Only the number is wanted: count the lines that include the word "VTEC".
● ● ● ●
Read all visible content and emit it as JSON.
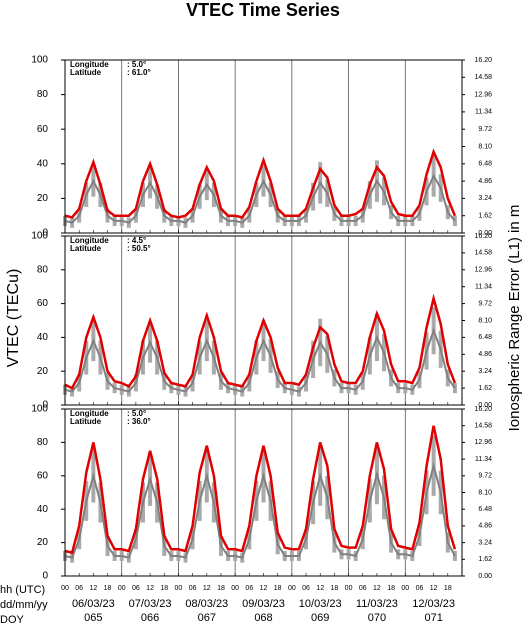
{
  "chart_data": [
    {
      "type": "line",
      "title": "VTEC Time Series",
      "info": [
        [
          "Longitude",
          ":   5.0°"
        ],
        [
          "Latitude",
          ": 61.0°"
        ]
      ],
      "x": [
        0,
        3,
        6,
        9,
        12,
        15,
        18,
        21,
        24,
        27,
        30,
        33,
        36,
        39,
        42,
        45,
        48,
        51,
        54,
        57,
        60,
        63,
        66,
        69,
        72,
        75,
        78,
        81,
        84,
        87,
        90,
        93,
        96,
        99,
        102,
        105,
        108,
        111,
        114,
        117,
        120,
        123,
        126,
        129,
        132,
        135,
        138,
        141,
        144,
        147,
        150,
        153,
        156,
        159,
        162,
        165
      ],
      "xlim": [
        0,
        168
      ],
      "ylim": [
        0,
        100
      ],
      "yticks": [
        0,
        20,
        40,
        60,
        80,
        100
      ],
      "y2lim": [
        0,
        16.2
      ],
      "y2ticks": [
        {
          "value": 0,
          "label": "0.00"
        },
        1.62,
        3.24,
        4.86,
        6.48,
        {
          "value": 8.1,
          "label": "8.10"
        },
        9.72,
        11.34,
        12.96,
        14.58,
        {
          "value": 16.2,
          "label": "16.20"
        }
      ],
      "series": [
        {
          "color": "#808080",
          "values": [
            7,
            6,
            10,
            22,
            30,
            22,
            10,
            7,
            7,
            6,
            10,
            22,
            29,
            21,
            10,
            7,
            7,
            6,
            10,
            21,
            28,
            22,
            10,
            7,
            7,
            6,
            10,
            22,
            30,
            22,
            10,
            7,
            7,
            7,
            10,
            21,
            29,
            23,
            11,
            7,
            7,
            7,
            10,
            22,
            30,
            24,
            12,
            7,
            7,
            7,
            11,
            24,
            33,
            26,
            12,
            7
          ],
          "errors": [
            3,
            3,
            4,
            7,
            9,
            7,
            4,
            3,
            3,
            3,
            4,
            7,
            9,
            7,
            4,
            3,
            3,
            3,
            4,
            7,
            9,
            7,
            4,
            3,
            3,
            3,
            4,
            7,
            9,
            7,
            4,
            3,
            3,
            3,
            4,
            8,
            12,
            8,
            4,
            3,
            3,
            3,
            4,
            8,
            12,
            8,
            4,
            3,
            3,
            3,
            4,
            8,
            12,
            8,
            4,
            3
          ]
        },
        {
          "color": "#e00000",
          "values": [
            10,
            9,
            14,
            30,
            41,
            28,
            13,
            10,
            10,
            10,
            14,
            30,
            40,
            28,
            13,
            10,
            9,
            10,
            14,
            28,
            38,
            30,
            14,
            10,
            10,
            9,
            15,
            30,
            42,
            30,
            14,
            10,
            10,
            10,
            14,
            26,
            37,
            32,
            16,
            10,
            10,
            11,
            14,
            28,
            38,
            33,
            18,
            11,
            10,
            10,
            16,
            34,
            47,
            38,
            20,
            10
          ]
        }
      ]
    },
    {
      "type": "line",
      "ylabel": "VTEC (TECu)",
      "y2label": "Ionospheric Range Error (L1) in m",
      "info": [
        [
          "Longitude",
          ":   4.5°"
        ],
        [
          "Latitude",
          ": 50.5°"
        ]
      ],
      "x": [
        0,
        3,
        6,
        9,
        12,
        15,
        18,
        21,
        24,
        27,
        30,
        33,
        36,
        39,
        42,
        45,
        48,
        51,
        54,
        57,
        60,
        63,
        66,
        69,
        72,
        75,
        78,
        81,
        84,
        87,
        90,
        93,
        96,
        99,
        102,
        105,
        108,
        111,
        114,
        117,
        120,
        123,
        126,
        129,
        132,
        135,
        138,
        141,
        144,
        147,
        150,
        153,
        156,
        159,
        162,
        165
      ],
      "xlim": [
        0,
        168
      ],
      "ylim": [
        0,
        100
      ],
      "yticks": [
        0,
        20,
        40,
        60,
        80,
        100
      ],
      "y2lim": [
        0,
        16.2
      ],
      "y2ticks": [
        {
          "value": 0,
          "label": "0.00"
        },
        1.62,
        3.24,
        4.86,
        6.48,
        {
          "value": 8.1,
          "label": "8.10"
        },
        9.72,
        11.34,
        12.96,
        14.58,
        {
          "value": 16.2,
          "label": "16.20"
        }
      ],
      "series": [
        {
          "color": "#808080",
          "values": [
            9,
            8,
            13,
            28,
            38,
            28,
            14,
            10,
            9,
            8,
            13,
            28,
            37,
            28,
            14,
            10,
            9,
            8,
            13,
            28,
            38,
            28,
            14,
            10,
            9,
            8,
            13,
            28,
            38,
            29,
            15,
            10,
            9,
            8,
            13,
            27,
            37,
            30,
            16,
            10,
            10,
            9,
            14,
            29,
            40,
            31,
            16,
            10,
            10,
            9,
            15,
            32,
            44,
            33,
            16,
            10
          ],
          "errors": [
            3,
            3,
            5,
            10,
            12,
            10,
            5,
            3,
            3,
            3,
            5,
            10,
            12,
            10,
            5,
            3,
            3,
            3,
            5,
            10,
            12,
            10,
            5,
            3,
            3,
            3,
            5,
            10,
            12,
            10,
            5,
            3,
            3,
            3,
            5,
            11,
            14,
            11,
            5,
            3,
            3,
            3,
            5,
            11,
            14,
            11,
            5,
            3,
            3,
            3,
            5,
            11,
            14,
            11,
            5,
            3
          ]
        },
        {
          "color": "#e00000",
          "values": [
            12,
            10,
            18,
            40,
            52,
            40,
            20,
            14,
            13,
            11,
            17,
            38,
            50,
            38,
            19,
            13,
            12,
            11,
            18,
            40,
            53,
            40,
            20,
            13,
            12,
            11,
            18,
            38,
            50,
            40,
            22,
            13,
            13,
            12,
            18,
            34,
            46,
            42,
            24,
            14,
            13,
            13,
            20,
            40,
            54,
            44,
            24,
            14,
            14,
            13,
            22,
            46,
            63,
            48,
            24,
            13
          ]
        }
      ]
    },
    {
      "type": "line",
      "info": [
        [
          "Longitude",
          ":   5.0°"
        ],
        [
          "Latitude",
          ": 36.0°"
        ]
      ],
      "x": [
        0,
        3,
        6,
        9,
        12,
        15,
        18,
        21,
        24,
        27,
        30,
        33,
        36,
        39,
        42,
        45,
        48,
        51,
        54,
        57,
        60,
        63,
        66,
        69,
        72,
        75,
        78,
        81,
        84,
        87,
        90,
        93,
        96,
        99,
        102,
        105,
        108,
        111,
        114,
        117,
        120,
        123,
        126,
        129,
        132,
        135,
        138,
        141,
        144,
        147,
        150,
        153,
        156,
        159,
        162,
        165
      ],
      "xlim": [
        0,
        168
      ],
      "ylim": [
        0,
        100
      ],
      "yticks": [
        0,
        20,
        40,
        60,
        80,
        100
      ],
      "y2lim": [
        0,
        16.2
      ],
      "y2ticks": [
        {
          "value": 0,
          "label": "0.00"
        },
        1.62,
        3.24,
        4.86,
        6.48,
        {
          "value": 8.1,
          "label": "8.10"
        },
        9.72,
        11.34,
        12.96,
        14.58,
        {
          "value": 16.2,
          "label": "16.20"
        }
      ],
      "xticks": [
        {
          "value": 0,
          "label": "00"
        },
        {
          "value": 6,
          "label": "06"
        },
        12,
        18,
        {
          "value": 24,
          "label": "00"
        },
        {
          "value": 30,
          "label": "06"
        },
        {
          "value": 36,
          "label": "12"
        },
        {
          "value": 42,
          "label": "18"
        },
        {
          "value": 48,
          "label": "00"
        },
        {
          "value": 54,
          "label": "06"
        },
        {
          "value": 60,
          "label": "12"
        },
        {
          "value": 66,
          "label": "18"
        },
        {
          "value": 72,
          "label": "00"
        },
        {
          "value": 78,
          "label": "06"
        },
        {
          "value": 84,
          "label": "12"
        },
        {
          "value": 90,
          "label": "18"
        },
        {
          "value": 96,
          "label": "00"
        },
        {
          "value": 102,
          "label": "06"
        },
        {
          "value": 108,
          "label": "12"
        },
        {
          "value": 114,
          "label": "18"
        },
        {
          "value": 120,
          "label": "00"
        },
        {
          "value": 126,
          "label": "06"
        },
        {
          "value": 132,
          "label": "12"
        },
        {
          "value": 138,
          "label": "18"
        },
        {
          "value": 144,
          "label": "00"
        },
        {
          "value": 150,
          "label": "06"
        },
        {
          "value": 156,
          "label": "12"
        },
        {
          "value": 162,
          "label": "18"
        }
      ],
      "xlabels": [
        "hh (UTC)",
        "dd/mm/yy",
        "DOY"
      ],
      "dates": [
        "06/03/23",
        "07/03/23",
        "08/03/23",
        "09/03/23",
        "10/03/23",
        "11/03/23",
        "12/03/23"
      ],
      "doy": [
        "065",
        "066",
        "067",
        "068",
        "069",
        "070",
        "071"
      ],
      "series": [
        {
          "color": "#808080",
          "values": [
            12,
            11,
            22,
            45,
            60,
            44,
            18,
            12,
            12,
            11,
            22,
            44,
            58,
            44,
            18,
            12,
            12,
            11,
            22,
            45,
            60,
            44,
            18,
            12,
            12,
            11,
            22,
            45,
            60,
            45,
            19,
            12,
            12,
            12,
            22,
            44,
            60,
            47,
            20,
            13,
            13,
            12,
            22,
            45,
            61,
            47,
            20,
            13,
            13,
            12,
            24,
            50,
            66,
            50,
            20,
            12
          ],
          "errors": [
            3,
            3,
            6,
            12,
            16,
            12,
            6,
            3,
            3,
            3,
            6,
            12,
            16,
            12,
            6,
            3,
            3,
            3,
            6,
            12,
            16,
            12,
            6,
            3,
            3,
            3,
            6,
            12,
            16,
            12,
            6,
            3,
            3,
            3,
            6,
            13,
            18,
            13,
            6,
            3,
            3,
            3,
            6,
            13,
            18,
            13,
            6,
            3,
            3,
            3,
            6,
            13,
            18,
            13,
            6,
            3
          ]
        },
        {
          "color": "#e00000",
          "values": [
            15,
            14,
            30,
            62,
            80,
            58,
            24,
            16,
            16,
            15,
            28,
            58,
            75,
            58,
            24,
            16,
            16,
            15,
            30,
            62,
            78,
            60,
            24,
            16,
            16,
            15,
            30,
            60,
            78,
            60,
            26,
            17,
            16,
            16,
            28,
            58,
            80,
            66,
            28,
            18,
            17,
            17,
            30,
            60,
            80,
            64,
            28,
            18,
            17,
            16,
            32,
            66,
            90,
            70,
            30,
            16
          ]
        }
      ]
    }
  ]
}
● ● ● ●
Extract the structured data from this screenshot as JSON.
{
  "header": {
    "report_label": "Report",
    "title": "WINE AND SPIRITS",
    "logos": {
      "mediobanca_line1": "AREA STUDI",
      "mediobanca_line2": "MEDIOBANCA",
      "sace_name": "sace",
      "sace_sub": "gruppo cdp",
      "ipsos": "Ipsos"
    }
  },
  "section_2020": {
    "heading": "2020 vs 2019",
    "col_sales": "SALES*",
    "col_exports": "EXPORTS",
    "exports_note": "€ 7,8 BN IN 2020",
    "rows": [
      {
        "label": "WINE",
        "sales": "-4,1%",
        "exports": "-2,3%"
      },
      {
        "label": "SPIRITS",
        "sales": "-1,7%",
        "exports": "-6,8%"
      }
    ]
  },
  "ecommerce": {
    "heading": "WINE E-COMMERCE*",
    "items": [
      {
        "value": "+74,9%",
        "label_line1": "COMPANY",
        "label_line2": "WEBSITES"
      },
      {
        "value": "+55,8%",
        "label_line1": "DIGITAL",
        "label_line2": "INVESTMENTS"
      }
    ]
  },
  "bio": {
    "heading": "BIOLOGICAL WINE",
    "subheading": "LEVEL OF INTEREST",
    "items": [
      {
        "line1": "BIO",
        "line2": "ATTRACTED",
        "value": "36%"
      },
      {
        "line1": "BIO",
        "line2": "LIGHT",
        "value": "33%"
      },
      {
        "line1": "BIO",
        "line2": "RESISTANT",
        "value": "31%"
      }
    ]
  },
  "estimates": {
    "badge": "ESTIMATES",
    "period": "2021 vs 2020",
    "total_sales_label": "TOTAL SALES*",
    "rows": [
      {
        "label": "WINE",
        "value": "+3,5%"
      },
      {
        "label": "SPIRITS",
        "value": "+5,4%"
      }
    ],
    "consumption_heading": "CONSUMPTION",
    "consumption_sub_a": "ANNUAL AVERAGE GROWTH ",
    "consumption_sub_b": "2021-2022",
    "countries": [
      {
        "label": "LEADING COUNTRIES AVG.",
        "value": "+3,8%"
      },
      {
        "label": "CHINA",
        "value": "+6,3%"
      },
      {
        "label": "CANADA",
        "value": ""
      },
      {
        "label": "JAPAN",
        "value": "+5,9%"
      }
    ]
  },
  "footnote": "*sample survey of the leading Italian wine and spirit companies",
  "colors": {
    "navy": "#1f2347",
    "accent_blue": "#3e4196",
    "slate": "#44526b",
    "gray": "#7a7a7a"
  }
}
● ● ● ●
▸ **ANSWER TO THE TASK**:
2